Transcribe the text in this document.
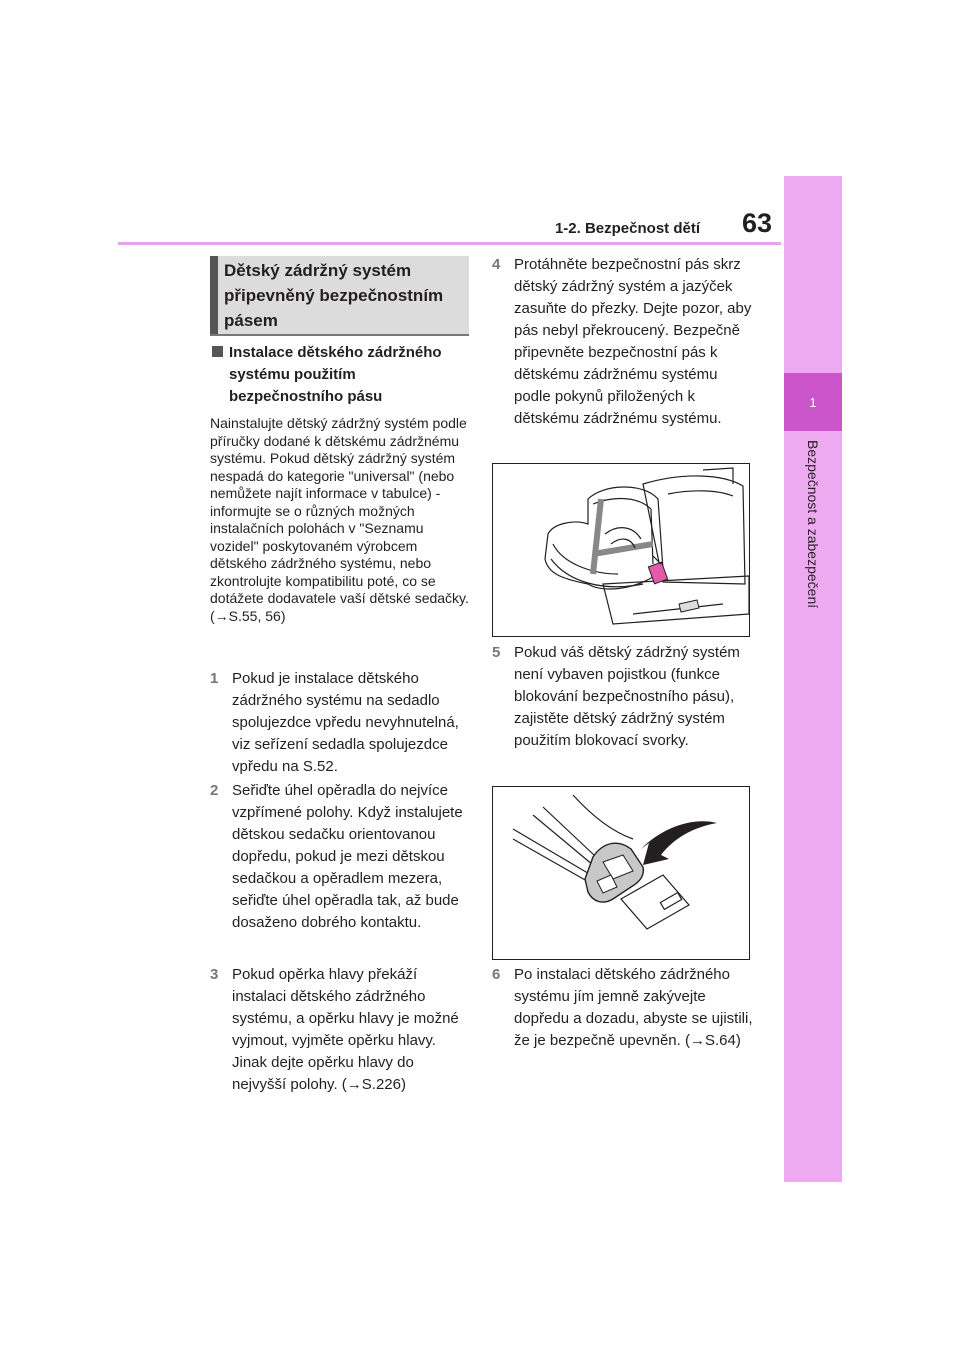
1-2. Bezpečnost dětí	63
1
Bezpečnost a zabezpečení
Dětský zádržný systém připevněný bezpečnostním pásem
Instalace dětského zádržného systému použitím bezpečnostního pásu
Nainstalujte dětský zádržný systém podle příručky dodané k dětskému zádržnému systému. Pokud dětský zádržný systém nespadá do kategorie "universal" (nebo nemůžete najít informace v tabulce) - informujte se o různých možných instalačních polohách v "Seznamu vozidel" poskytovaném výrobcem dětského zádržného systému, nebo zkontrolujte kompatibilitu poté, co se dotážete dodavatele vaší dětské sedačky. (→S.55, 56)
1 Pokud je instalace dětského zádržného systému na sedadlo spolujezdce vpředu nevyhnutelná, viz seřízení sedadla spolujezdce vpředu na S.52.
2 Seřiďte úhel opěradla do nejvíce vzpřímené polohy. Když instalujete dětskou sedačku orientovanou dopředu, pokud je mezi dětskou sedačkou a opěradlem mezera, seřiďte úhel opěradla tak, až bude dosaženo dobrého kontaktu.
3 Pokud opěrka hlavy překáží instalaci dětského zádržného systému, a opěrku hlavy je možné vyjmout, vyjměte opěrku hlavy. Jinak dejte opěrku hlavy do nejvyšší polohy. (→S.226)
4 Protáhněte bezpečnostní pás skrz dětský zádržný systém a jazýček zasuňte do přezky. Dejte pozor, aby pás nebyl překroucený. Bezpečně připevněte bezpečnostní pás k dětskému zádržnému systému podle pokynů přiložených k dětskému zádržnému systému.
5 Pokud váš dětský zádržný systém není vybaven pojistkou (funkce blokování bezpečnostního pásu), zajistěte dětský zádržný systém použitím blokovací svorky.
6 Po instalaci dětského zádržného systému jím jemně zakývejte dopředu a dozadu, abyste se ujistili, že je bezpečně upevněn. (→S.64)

----

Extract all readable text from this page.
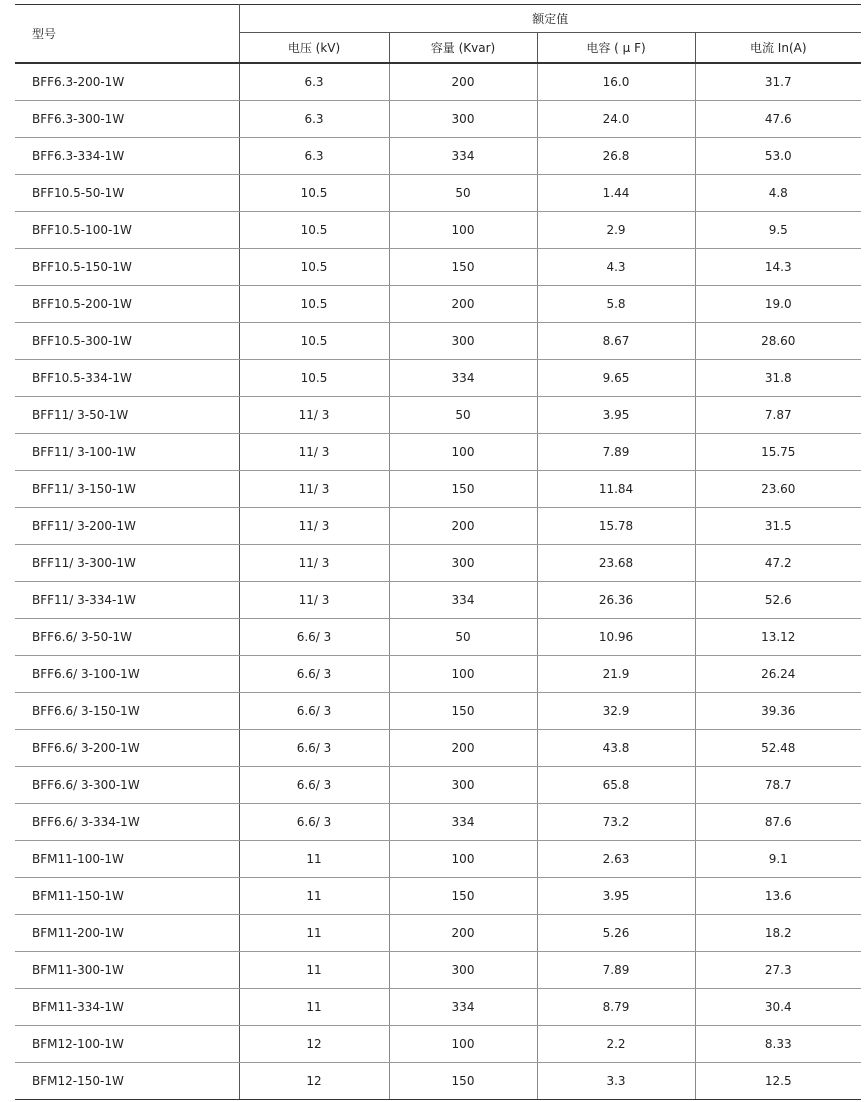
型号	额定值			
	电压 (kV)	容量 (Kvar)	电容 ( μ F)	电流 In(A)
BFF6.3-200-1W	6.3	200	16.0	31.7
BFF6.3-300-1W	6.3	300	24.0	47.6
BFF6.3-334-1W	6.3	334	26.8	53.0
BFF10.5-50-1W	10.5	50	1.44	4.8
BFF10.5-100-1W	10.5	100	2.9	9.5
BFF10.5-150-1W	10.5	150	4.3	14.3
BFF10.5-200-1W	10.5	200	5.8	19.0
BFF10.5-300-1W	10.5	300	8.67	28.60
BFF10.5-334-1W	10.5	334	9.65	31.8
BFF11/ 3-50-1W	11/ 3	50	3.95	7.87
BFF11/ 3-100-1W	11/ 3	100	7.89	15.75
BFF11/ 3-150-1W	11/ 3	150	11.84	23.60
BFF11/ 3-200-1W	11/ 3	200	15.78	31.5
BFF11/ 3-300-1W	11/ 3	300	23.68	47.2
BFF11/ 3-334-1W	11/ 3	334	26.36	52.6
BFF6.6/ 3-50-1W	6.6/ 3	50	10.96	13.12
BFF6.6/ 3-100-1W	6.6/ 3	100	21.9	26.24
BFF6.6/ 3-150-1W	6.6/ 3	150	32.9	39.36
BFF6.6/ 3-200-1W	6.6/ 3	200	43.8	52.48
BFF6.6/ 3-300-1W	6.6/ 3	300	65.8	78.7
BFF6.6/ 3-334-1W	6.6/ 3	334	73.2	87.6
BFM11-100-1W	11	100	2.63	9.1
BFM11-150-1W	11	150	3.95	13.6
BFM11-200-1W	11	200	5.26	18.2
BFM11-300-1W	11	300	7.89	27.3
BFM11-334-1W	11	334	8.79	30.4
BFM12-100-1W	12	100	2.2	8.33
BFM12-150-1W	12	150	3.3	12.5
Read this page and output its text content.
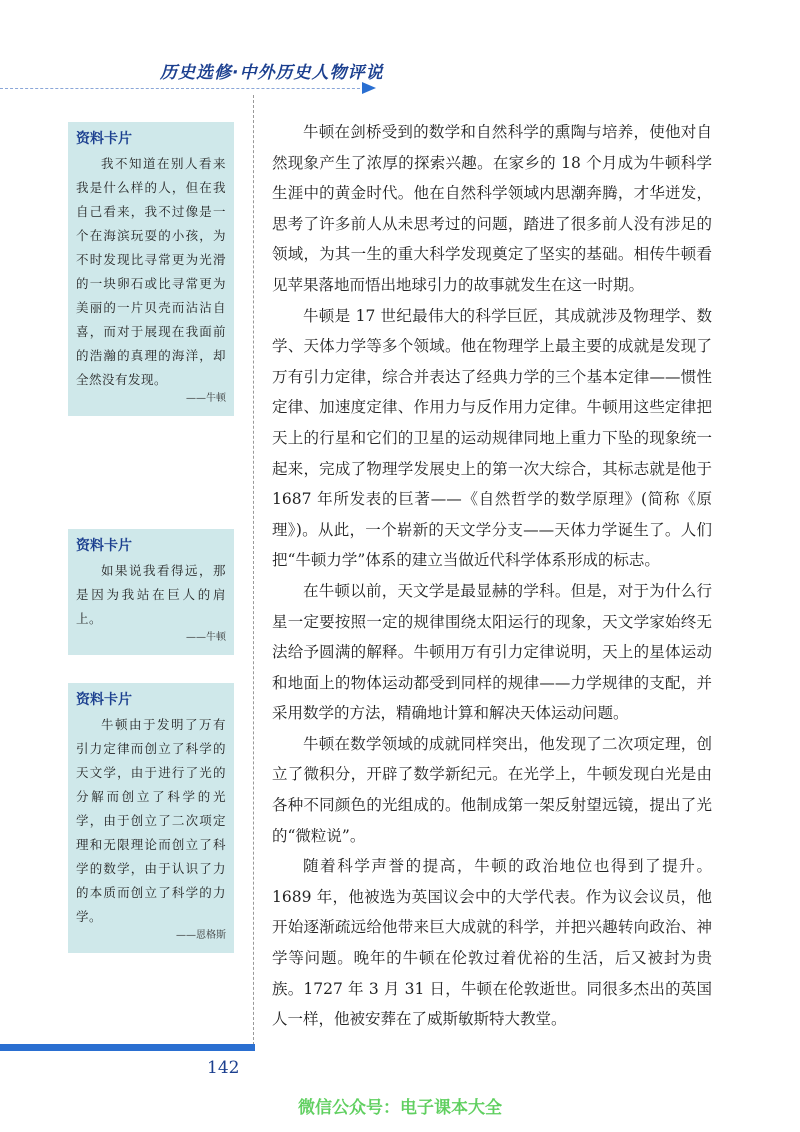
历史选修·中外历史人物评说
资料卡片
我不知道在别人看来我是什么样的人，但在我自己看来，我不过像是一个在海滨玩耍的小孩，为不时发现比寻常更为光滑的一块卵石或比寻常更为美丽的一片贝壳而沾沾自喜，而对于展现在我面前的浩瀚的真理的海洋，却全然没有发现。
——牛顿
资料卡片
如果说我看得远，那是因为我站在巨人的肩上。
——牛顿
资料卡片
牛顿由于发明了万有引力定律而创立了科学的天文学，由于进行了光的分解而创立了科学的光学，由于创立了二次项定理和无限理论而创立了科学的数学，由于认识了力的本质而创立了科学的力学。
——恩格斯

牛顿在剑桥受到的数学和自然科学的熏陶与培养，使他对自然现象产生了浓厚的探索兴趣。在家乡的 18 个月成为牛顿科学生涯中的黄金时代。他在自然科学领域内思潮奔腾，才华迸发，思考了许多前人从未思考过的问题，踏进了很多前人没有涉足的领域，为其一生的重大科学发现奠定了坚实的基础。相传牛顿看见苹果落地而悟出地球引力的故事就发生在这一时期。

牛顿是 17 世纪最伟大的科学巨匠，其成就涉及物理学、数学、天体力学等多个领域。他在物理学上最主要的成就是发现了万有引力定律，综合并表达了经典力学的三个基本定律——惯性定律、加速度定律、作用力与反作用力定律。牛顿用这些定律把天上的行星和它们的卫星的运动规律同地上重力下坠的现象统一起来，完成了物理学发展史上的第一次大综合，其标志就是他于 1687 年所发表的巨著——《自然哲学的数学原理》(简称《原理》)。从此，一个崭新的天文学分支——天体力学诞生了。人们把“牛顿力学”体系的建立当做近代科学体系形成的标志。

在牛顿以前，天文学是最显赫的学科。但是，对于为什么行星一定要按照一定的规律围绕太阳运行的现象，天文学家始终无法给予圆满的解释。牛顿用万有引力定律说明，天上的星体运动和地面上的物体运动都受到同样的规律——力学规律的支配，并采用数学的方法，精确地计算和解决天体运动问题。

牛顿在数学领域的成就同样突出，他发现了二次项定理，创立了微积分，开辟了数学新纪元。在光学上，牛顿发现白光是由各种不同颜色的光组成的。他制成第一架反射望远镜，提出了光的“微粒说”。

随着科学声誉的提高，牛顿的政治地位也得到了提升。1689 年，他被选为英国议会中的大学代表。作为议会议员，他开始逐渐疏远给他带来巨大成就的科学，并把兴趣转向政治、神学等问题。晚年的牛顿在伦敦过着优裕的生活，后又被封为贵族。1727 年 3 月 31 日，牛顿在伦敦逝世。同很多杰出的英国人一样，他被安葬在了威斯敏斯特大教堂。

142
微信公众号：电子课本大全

----

§ **Task instructions**:
Look through the data above. Find each line with the string "page" and copy it.

§ **Expected output**:
Extract all readable text from this page.
Read this page and output its text content.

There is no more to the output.